## start Dataset extract

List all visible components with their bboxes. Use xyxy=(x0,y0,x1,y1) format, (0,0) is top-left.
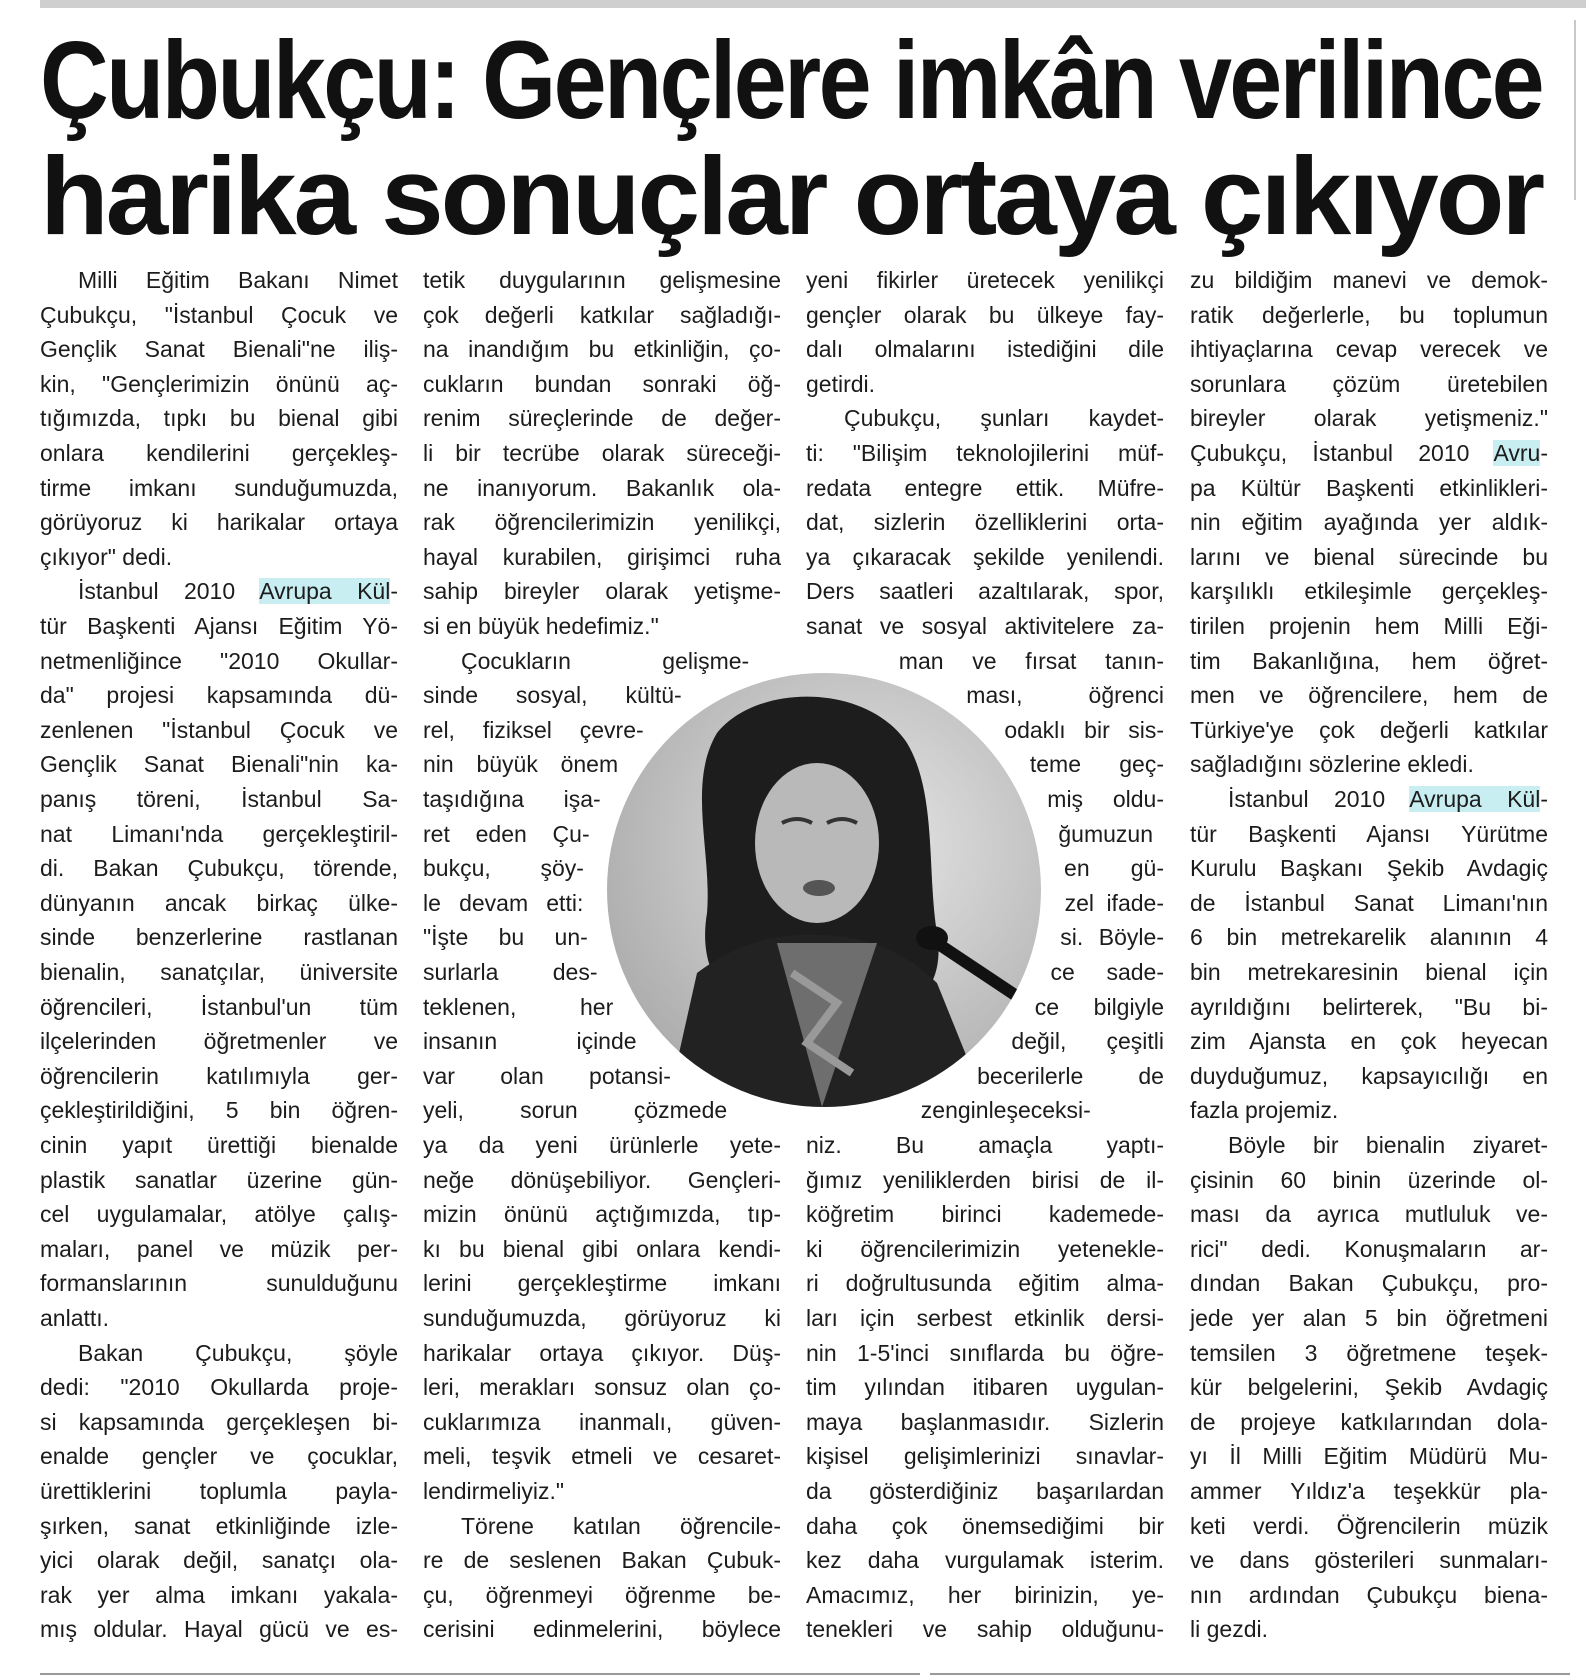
text-line: ve dans gösterileri sunmaları- xyxy=(1190,1547,1548,1574)
text-line: İstanbul 2010 Avrupa Kül- xyxy=(78,578,398,605)
text-line: daha çok önemsediğimi bir xyxy=(806,1512,1164,1539)
text-line: tür Başkenti Ajansı Yürütme xyxy=(1190,820,1548,847)
text-line: da gösterdiğiniz başarılardan xyxy=(806,1478,1164,1504)
text-line: tenekleri ve sahip olduğunu- xyxy=(806,1616,1164,1643)
text-line: pa Kültür Başkenti etkinlikleri- xyxy=(1190,474,1548,501)
text-line: sinde benzerlerine rastlanan xyxy=(40,924,398,951)
text-line: sorunlara çözüm üretebilen xyxy=(1190,370,1548,397)
text-line: dalı olmalarını istediğini dile xyxy=(806,336,1164,363)
text-line: karşılıklı etkileşimle gerçekleş- xyxy=(1190,578,1548,605)
headline-line-2: harika sonuçlar ortaya çıkıyor xyxy=(40,135,1543,258)
text-line: kür belgelerini, Şekib Avdagiç xyxy=(1190,1374,1548,1401)
text-line: lendirmeliyiz." xyxy=(423,1478,565,1504)
text-line: cinin yapıt ürettiği bienalde xyxy=(40,1132,398,1158)
headline-line-1: Çubukçu: Gençlere imkân verilince xyxy=(40,19,1543,142)
text-line: sinde sosyal, kültü- xyxy=(423,682,682,709)
text-line: bienalin, sanatçılar, üniversite xyxy=(40,959,398,985)
text-line: nin eğitim ayağında yer aldık- xyxy=(1190,509,1548,536)
text-line: ğımız yeniliklerden birisi de il- xyxy=(806,1166,1164,1193)
text-line: Çubukçu, "İstanbul Çocuk ve xyxy=(40,301,398,328)
text-line: tetik duygularının gelişmesine xyxy=(423,267,781,293)
text-line: re de seslenen Bakan Çubuk- xyxy=(423,1547,781,1574)
text-line: ti: "Bilişim teknolojilerini müf- xyxy=(806,440,1164,466)
text-line: si. Böyle- xyxy=(1060,924,1164,951)
text-line: taşıdığına işa- xyxy=(423,786,601,812)
text-line: yeni fikirler üretecek yenilikçi xyxy=(806,267,1164,293)
text-line: Çubukçu, şunları kaydet- xyxy=(844,405,1164,432)
text-line: ne inanıyorum. Bakanlık ola- xyxy=(423,474,781,501)
text-line: İstanbul 2010 Avrupa Kül- xyxy=(1228,786,1548,812)
text-line: cuklarımıza inanmalı, güven- xyxy=(423,1408,781,1435)
text-line: zenlenen "İstanbul Çocuk ve xyxy=(40,716,398,743)
text-line: ki öğrencilerimizin yetenekle- xyxy=(806,1235,1164,1262)
text-line: maları, panel ve müzik per- xyxy=(40,1235,398,1262)
text-line: değil, çeşitli xyxy=(1011,1028,1164,1055)
text-line: ihtiyaçlarına cevap verecek ve xyxy=(1190,336,1548,363)
text-line: sahip bireyler olarak yetişme- xyxy=(423,578,781,605)
text-line: zel ifade- xyxy=(1064,889,1164,916)
text-line: enalde gençler ve çocuklar, xyxy=(40,1443,398,1470)
text-line: çıkıyor" dedi. xyxy=(40,543,173,570)
text-line: temsilen 3 öğretmene teşek- xyxy=(1190,1339,1548,1366)
text-line: kin, "Gençlerimizin önünü aç- xyxy=(40,370,398,397)
text-line: dından Bakan Çubukçu, pro- xyxy=(1190,1270,1548,1297)
text-line: meli, teşvik etmeli ve cesaret- xyxy=(423,1443,781,1470)
text-line: mizin önünü açtığımızda, tıp- xyxy=(423,1201,781,1228)
text-line: yeli, sorun çözmede xyxy=(423,1097,728,1124)
text-line: netmenliğince "2010 Okullar- xyxy=(40,647,398,674)
text-line: zim Ajansta en çok heyecan xyxy=(1190,1028,1548,1055)
highlighted-text: Avru xyxy=(1493,440,1541,466)
text-line: çu, öğrenmeyi öğrenme be- xyxy=(423,1581,781,1608)
text-line: ratik değerlerle, bu toplumun xyxy=(1190,301,1548,328)
text-line: öğrencileri, İstanbul'un tüm xyxy=(40,993,398,1020)
text-line: fazla projemiz. xyxy=(1190,1097,1339,1124)
text-line: öğrencilerin katılımıyla ger- xyxy=(40,1062,398,1089)
text-line: renim süreçlerinde de değer- xyxy=(423,405,781,432)
highlighted-text: Avrupa Kül xyxy=(259,578,391,605)
text-line: onlara kendilerini gerçekleş- xyxy=(40,440,398,466)
text-line: köğretim birinci kademede- xyxy=(806,1201,1164,1228)
text-line: Ders saatleri azaltılarak, spor, xyxy=(806,578,1164,605)
text-line: redata entegre ettik. Müfre- xyxy=(806,474,1164,501)
text-line: getirdi. xyxy=(806,370,876,397)
bottom-rule xyxy=(930,1673,1570,1675)
text-line: ce bilgiyle xyxy=(1034,993,1164,1020)
text-line: 6 bin metrekarelik alanının 4 xyxy=(1190,924,1548,951)
text-line: formanslarının sunulduğunu xyxy=(40,1270,398,1297)
text-line: insanın içinde xyxy=(423,1028,637,1055)
text-line: anlattı. xyxy=(40,1305,110,1331)
text-line: ya da yeni ürünlerle yete- xyxy=(423,1132,781,1158)
text-line: Törene katılan öğrencile- xyxy=(461,1512,781,1539)
text-line: kez daha vurgulamak isterim. xyxy=(806,1547,1164,1574)
text-line: çekleştirildiğini, 5 bin öğren- xyxy=(40,1097,398,1124)
text-line: görüyoruz ki harikalar ortaya xyxy=(40,509,398,536)
text-line: man ve fırsat tanın- xyxy=(898,647,1164,674)
text-line: cel uygulamalar, atölye çalış- xyxy=(40,1201,398,1228)
text-line: lerini gerçekleştirme imkanı xyxy=(423,1270,781,1297)
text-line: yici olarak değil, sanatçı ola- xyxy=(40,1547,398,1574)
text-line: ammer Yıldız'a teşekkür pla- xyxy=(1190,1478,1548,1504)
text-line: di. Bakan Çubukçu, törende, xyxy=(40,855,398,882)
text-line: tim yılından itibaren uygulan- xyxy=(806,1374,1164,1401)
text-line: ğumuzun xyxy=(1058,820,1153,847)
text-line: bireyler olarak yetişmeniz." xyxy=(1190,405,1548,432)
text-line: mış oldular. Hayal gücü ve es- xyxy=(40,1616,398,1643)
text-line: "İşte bu un- xyxy=(423,924,588,951)
text-line: panış töreni, İstanbul Sa- xyxy=(40,786,398,812)
text-line: surlarla des- xyxy=(423,959,598,985)
text-line: becerilerle de xyxy=(977,1062,1164,1089)
text-line: rel, fiziksel çevre- xyxy=(423,716,644,743)
text-line: tür Başkenti Ajansı Eğitim Yö- xyxy=(40,613,398,639)
text-line: çisinin 60 binin üzerinde ol- xyxy=(1190,1166,1548,1193)
text-line: ret eden Çu- xyxy=(423,820,590,847)
text-line: kı bu bienal gibi onlara kendi- xyxy=(423,1235,781,1262)
text-line: li gezdi. xyxy=(1190,1616,1268,1643)
text-line: en gü- xyxy=(1064,855,1164,882)
text-line: ması da ayrıca mutluluk ve- xyxy=(1190,1201,1548,1228)
text-line: de İstanbul Sanat Limanı'nın xyxy=(1190,889,1548,916)
text-line: Kurulu Başkanı Şekib Avdagiç xyxy=(1190,855,1548,882)
text-line: rak öğrencilerimizin yenilikçi, xyxy=(423,509,781,536)
text-line: teklenen, her xyxy=(423,993,614,1020)
text-line: jede yer alan 5 bin öğretmeni xyxy=(1190,1305,1548,1331)
text-line: tirilen projenin hem Milli Eği- xyxy=(1190,613,1548,639)
text-line: si en büyük hedefimiz." xyxy=(423,613,659,639)
text-line: hayal kurabilen, girişimci ruha xyxy=(423,543,781,570)
text-line: çok değerli katkılar sağladığı- xyxy=(423,301,781,328)
text-line: Milli Eğitim Bakanı Nimet xyxy=(78,267,398,293)
text-line: nin 1-5'inci sınıflarda bu öğre- xyxy=(806,1339,1164,1366)
text-line: dat, sizlerin özelliklerini orta- xyxy=(806,509,1164,536)
text-line: ması, öğrenci xyxy=(966,682,1164,709)
text-line: harikalar ortaya çıkıyor. Düş- xyxy=(423,1339,781,1366)
text-line: ri doğrultusunda eğitim alma- xyxy=(806,1270,1164,1297)
text-line: nat Limanı'nda gerçekleştiril- xyxy=(40,820,398,847)
text-line: teme geç- xyxy=(1029,751,1164,778)
text-line: li bir tecrübe olarak süreceği- xyxy=(423,440,781,466)
text-line: duyduğumuz, kapsayıcılığı en xyxy=(1190,1062,1548,1089)
text-line: tığımızda, tıpkı bu bienal gibi xyxy=(40,405,398,432)
text-line: gençler olarak bu ülkeye fay- xyxy=(806,301,1164,328)
text-line: var olan potansi- xyxy=(423,1062,671,1089)
text-line: ları için serbest etkinlik dersi- xyxy=(806,1305,1164,1331)
text-line: na inandığım bu etkinliğin, ço- xyxy=(423,336,781,363)
text-line: si kapsamında gerçekleşen bi- xyxy=(40,1408,398,1435)
text-line: le devam etti: xyxy=(423,889,584,916)
text-line: cerisini edinmelerini, böylece xyxy=(423,1616,781,1643)
text-line: bukçu, şöy- xyxy=(423,855,584,882)
text-line: tirme imkanı sunduğumuzda, xyxy=(40,474,398,501)
text-line: sağladığını sözlerine ekledi. xyxy=(1190,751,1474,778)
text-line: Türkiye'ye çok değerli katkılar xyxy=(1190,716,1548,743)
text-line: miş oldu- xyxy=(1047,786,1164,812)
text-line: sunduğumuzda, görüyoruz ki xyxy=(423,1305,781,1331)
text-line: Çocukların gelişme- xyxy=(461,647,750,674)
text-line: rici" dedi. Konuşmaların ar- xyxy=(1190,1235,1548,1262)
bottom-rule xyxy=(40,1673,920,1675)
text-line: de projeye katkılarından dola- xyxy=(1190,1408,1548,1435)
text-line: Bakan Çubukçu, şöyle xyxy=(78,1339,398,1366)
text-line: men ve öğrencilere, hem de xyxy=(1190,682,1548,709)
text-line: ilçelerinden öğretmenler ve xyxy=(40,1028,398,1055)
portrait-photo xyxy=(607,673,1041,1107)
text-line: tim Bakanlığına, hem öğret- xyxy=(1190,647,1548,674)
text-line: zenginleşeceksi- xyxy=(920,1097,1091,1124)
text-line: larını ve bienal sürecinde bu xyxy=(1190,543,1548,570)
text-line: cukların bundan sonraki öğ- xyxy=(423,370,781,397)
text-line: ürettiklerini toplumla payla- xyxy=(40,1478,398,1504)
highlighted-text: Avrupa Kül xyxy=(1409,786,1541,812)
text-line: sanat ve sosyal aktivitelere za- xyxy=(806,613,1164,639)
text-line: bin metrekaresinin bienal için xyxy=(1190,959,1548,985)
text-line: kişisel gelişimlerinizi sınavlar- xyxy=(806,1443,1164,1470)
text-line: ayrıldığını belirterek, "Bu bi- xyxy=(1190,993,1548,1020)
text-line: leri, merakları sonsuz olan ço- xyxy=(423,1374,781,1401)
text-line: niz. Bu amaçla yaptı- xyxy=(806,1132,1164,1158)
text-line: da" projesi kapsamında dü- xyxy=(40,682,398,709)
page-edge xyxy=(1574,20,1576,200)
text-line: ce sade- xyxy=(1050,959,1164,985)
text-line: nin büyük önem xyxy=(423,751,619,778)
text-line: odaklı bir sis- xyxy=(1004,716,1164,743)
text-line: plastik sanatlar üzerine gün- xyxy=(40,1166,398,1193)
text-line: ya çıkaracak şekilde yenilendi. xyxy=(806,543,1164,570)
text-line: rak yer alma imkanı yakala- xyxy=(40,1581,398,1608)
text-line: Gençlik Sanat Bienali"ne iliş- xyxy=(40,336,398,363)
text-line: Gençlik Sanat Bienali"nin ka- xyxy=(40,751,398,778)
text-line: neğe dönüşebiliyor. Gençleri- xyxy=(423,1166,781,1193)
text-line: maya başlanmasıdır. Sizlerin xyxy=(806,1408,1164,1435)
text-line: Böyle bir bienalin ziyaret- xyxy=(1228,1132,1548,1158)
text-line: yı İl Milli Eğitim Müdürü Mu- xyxy=(1190,1443,1548,1470)
text-line: zu bildiğim manevi ve demok- xyxy=(1190,267,1548,293)
text-line: şırken, sanat etkinliğinde izle- xyxy=(40,1512,398,1539)
text-line: keti verdi. Öğrencilerin müzik xyxy=(1190,1512,1548,1539)
top-border xyxy=(40,0,1586,8)
text-line: Amacımız, her birinizin, ye- xyxy=(806,1581,1164,1608)
text-line: nın ardından Çubukçu biena- xyxy=(1190,1581,1548,1608)
text-line: Çubukçu, İstanbul 2010 Avru- xyxy=(1190,440,1548,466)
text-line: dünyanın ancak birkaç ülke- xyxy=(40,889,398,916)
text-line: dedi: "2010 Okullarda proje- xyxy=(40,1374,398,1401)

## end Dataset extract

- **Given task**
Reproduce the records word for word, beginning at the line that contains "text-line: ve dans" and stopping after the line that contains "text-line: tür Başkenti Ajansı Yürütme".

- **Solution for this problem**
text-line: ve dans gösterileri sunmaları- xyxy=(1190,1547,1548,1574)
text-line: İstanbul 2010 Avrupa Kül- xyxy=(78,578,398,605)
text-line: daha çok önemsediğimi bir xyxy=(806,1512,1164,1539)
text-line: tür Başkenti Ajansı Yürütme xyxy=(1190,820,1548,847)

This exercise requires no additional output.